■ Given exercise: Repeat the listing in full, word for word.

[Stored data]
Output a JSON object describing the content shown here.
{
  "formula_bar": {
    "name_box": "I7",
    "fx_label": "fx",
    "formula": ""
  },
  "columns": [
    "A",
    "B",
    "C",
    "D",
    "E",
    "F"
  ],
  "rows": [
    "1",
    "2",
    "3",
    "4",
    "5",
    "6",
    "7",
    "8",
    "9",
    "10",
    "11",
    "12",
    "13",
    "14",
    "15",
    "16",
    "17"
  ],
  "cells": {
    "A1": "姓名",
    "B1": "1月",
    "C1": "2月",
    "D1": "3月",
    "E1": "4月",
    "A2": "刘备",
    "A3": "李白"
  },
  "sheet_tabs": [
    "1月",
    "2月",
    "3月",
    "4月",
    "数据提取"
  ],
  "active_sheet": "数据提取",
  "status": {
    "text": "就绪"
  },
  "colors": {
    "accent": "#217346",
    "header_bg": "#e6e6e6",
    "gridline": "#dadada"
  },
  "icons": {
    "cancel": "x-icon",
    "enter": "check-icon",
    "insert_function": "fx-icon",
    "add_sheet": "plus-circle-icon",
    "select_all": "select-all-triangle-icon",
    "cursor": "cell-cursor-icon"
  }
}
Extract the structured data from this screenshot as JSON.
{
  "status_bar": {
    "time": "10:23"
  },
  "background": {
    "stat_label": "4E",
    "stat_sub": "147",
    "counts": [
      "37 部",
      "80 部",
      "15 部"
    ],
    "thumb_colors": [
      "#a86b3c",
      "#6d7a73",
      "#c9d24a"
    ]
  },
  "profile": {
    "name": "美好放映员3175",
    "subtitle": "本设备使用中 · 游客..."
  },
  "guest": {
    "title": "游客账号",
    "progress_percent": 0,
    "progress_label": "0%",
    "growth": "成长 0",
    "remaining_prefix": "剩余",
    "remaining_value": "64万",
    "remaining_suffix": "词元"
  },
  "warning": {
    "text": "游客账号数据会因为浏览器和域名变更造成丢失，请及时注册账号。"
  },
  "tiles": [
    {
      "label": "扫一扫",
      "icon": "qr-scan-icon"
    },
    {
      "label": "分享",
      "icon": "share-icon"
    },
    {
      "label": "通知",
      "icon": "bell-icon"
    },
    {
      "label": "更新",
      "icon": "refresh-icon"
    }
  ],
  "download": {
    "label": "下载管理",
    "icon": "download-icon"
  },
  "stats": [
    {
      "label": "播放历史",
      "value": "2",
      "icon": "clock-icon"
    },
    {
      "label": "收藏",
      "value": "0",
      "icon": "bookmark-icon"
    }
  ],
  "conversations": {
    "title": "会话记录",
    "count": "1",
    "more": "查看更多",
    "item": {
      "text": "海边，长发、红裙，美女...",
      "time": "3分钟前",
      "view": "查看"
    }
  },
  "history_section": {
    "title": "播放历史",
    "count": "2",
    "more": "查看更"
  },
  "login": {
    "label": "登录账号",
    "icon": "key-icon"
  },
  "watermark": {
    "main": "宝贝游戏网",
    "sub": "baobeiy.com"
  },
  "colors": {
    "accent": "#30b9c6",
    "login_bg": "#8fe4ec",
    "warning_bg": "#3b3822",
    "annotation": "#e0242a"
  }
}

■ Solution to this problem:
Output a JSON object describing the content shown here.
{
  "formula_bar": {
    "name_box": "I7",
    "fx_label": "fx",
    "formula": ""
  },
  "columns": [
    "A",
    "B",
    "C",
    "D",
    "E",
    "F"
  ],
  "rows": [
    "1",
    "2",
    "3",
    "4",
    "5",
    "6",
    "7",
    "8",
    "9",
    "10",
    "11",
    "12",
    "13",
    "14",
    "15",
    "16",
    "17"
  ],
  "cells": {
    "A1": "姓名",
    "B1": "1月",
    "C1": "2月",
    "D1": "3月",
    "E1": "4月",
    "A2": "刘备",
    "A3": "李白"
  },
  "sheet_tabs": [
    "1月",
    "2月",
    "3月",
    "4月",
    "数据提取"
  ],
  "active_sheet": "数据提取",
  "status": {
    "text": "就绪"
  },
  "colors": {
    "accent": "#217346",
    "header_bg": "#e6e6e6",
    "gridline": "#dadada"
  },
  "icons": {
    "cancel": "x-icon",
    "enter": "check-icon",
    "insert_function": "fx-icon",
    "add_sheet": "plus-circle-icon",
    "select_all": "select-all-triangle-icon",
    "cursor": "cell-cursor-icon"
  }
}
Extract the structured data from this screenshot as JSON.
{
  "status_bar": {
    "time": "10:23"
  },
  "background": {
    "stat_label": "4E",
    "stat_sub": "147",
    "counts": [
      "37 部",
      "80 部",
      "15 部"
    ],
    "thumb_colors": [
      "#a86b3c",
      "#6d7a73",
      "#c9d24a"
    ]
  },
  "profile": {
    "name": "美好放映员3175",
    "subtitle": "本设备使用中 · 游客..."
  },
  "guest": {
    "title": "游客账号",
    "progress_percent": 0,
    "progress_label": "0%",
    "growth": "成长 0",
    "remaining_prefix": "剩余",
    "remaining_value": "64万",
    "remaining_suffix": "词元"
  },
  "warning": {
    "text": "游客账号数据会因为浏览器和域名变更造成丢失，请及时注册账号。"
  },
  "tiles": [
    {
      "label": "扫一扫",
      "icon": "qr-scan-icon"
    },
    {
      "label": "分享",
      "icon": "share-icon"
    },
    {
      "label": "通知",
      "icon": "bell-icon"
    },
    {
      "label": "更新",
      "icon": "refresh-icon"
    }
  ],
  "download": {
    "label": "下载管理",
    "icon": "download-icon"
  },
  "stats": [
    {
      "label": "播放历史",
      "value": "2",
      "icon": "clock-icon"
    },
    {
      "label": "收藏",
      "value": "0",
      "icon": "bookmark-icon"
    }
  ],
  "conversations": {
    "title": "会话记录",
    "count": "1",
    "more": "查看更多",
    "item": {
      "text": "海边，长发、红裙，美女...",
      "time": "3分钟前",
      "view": "查看"
    }
  },
  "history_section": {
    "title": "播放历史",
    "count": "2",
    "more": "查看更"
  },
  "login": {
    "label": "登录账号",
    "icon": "key-icon"
  },
  "watermark": {
    "main": "宝贝游戏网",
    "sub": "baobeiy.com"
  },
  "colors": {
    "accent": "#30b9c6",
    "login_bg": "#8fe4ec",
    "warning_bg": "#3b3822",
    "annotation": "#e0242a"
  }
}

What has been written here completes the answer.